The required output is a single number: how many lines of the material contain the string "filosofia".

:: DATA LINES ::

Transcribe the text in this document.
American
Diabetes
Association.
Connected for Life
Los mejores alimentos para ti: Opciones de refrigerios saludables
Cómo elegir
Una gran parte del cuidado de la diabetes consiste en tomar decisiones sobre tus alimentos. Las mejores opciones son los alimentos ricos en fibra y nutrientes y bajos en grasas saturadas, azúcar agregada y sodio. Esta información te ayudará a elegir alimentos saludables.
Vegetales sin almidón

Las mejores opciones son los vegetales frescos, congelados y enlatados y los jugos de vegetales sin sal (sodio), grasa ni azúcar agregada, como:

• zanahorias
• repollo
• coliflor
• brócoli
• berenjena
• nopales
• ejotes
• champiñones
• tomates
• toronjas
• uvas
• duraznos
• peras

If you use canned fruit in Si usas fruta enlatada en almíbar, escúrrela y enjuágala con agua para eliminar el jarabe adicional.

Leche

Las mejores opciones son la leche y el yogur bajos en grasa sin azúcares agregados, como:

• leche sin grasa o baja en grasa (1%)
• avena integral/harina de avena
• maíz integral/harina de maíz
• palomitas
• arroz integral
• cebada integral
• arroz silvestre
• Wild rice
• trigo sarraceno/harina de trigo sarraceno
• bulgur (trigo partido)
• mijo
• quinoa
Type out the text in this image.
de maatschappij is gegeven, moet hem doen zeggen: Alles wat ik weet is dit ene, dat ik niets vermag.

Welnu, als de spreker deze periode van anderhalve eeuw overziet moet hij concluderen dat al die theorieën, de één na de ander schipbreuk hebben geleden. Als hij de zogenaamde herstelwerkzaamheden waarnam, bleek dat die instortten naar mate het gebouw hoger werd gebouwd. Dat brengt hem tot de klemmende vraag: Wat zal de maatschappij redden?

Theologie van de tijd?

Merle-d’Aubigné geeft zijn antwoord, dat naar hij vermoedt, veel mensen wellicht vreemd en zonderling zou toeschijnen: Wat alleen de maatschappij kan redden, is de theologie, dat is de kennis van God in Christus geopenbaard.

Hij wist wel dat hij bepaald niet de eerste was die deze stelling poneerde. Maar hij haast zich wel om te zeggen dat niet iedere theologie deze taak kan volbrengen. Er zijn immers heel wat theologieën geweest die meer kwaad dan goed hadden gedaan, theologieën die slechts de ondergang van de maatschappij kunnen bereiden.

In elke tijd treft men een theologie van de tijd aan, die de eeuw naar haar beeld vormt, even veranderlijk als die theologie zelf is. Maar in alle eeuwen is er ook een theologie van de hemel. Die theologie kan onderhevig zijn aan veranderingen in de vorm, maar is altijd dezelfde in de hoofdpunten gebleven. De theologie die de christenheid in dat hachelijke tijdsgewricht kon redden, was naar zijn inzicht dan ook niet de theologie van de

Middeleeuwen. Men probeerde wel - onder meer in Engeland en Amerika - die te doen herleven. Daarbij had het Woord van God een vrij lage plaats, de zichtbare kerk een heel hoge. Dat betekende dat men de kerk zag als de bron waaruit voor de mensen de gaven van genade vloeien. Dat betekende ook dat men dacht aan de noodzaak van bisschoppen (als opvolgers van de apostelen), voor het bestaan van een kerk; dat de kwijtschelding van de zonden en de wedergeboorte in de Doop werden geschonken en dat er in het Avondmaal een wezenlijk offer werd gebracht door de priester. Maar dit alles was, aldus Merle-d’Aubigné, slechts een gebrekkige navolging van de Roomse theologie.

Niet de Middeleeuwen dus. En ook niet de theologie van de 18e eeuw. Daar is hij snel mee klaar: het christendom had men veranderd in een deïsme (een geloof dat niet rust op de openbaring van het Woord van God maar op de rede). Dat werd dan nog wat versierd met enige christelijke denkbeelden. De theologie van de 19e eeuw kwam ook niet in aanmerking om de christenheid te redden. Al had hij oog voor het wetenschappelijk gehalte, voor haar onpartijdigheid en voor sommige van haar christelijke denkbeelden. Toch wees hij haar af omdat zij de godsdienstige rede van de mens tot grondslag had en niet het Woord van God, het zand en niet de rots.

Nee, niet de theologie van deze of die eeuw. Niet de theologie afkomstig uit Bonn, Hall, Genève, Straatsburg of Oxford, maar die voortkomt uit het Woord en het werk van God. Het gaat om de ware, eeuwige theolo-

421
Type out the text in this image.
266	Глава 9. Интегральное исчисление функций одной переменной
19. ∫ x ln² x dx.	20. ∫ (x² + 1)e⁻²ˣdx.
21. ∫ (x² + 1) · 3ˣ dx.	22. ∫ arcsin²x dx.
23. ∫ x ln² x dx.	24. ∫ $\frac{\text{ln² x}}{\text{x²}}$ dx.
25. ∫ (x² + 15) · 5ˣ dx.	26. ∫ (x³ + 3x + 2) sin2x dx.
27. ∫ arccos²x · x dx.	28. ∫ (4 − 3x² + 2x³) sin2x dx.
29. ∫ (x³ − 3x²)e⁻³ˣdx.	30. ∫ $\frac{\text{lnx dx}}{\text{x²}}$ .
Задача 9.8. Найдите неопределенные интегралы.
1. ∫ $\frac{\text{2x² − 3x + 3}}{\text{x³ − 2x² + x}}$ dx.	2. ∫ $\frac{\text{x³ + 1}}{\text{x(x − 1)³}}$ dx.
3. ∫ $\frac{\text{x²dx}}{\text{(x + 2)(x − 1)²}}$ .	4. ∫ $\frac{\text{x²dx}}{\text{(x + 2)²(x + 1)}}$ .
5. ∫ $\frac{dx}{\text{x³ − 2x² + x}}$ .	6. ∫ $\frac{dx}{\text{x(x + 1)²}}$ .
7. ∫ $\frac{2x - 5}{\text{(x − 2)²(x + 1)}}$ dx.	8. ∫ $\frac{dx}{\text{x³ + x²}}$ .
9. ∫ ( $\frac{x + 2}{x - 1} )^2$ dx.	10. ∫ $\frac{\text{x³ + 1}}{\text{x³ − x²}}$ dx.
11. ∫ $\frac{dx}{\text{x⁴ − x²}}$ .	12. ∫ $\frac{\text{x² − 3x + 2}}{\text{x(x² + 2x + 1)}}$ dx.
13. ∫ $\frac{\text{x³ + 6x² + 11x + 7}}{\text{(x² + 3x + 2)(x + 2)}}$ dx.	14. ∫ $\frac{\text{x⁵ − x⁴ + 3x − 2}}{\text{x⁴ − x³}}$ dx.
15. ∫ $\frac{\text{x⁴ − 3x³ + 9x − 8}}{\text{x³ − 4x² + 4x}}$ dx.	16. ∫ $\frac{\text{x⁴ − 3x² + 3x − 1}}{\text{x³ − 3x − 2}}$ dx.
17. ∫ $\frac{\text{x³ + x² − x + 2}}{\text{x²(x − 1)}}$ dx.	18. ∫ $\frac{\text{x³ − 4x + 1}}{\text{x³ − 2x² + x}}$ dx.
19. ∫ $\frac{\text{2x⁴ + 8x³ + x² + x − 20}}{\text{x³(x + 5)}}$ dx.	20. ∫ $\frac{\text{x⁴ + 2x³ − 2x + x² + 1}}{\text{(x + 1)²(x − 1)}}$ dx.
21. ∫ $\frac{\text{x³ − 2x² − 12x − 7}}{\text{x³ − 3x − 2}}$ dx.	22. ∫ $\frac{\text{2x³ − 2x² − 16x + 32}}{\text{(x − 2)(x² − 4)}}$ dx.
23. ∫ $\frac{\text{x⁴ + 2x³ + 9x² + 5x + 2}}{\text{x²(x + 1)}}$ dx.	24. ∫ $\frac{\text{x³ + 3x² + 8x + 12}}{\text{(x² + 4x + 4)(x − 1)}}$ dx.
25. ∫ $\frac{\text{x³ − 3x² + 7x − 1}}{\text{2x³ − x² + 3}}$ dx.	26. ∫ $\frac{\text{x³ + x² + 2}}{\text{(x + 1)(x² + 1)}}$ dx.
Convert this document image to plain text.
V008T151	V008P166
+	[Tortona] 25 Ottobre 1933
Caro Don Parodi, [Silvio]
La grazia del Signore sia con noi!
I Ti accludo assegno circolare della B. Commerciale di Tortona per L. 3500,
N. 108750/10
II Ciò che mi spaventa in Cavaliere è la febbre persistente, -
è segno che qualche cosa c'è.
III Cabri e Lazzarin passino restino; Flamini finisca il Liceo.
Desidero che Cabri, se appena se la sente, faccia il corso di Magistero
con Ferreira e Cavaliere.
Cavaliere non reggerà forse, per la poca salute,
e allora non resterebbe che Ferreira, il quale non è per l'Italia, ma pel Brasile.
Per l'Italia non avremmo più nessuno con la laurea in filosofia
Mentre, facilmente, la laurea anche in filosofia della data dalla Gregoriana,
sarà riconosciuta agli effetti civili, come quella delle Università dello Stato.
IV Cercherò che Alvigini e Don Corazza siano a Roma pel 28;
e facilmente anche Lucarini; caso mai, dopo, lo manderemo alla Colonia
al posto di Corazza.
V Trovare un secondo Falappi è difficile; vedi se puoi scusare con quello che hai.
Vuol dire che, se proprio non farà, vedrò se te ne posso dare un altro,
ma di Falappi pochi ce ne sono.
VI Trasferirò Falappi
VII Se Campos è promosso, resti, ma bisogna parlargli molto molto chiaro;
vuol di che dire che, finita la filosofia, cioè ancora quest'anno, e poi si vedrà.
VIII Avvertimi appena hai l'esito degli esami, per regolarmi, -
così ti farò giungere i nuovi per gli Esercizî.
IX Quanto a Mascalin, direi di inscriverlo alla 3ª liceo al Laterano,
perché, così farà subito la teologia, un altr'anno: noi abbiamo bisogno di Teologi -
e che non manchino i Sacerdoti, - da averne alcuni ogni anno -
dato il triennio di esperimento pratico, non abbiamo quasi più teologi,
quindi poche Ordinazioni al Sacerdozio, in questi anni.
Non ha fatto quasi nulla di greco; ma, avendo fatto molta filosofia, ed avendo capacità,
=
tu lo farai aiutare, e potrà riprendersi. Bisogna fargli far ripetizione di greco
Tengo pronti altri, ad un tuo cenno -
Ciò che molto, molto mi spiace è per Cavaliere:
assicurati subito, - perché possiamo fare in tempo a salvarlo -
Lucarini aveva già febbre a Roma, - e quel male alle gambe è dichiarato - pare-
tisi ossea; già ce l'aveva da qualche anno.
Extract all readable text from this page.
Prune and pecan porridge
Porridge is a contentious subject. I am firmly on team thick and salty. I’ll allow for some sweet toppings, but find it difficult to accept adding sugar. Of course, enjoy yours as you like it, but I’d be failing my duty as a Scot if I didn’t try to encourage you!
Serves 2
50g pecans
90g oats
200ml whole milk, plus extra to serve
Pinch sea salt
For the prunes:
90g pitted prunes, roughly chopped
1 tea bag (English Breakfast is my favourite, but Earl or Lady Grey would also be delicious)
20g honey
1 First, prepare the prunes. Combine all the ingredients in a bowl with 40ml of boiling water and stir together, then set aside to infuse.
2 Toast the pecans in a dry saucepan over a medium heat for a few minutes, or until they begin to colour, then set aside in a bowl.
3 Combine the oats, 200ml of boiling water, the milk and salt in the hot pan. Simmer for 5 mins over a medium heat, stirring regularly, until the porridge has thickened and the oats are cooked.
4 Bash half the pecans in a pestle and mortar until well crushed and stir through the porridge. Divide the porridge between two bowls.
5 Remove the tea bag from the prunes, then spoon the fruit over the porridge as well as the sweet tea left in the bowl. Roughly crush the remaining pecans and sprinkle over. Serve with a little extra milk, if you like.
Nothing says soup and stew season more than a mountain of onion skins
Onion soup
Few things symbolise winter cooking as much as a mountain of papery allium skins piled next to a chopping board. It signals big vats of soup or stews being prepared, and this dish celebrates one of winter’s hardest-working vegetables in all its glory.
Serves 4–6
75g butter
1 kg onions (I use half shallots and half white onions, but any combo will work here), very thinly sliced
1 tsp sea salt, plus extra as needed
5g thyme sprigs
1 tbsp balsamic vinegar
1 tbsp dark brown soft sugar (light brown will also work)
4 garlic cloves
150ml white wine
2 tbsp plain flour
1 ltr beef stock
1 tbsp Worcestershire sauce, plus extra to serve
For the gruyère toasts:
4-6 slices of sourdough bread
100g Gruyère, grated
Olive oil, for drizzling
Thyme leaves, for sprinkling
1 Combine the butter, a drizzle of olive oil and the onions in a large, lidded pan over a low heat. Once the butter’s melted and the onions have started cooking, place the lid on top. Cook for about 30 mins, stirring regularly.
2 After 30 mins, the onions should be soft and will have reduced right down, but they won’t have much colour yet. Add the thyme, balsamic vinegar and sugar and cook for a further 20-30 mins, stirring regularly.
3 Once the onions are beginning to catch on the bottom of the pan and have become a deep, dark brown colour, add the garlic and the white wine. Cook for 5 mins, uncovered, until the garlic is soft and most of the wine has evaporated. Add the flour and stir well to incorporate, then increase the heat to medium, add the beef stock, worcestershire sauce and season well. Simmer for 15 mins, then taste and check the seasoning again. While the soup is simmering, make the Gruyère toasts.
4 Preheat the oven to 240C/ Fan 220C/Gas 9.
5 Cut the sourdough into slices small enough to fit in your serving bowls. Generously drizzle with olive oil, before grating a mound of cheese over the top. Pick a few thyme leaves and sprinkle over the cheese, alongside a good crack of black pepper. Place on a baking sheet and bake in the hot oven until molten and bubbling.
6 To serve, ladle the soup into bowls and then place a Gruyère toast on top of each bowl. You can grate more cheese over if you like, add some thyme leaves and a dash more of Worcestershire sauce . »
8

:::

--- SOLUTION FOR THIS EXERCISE ---
4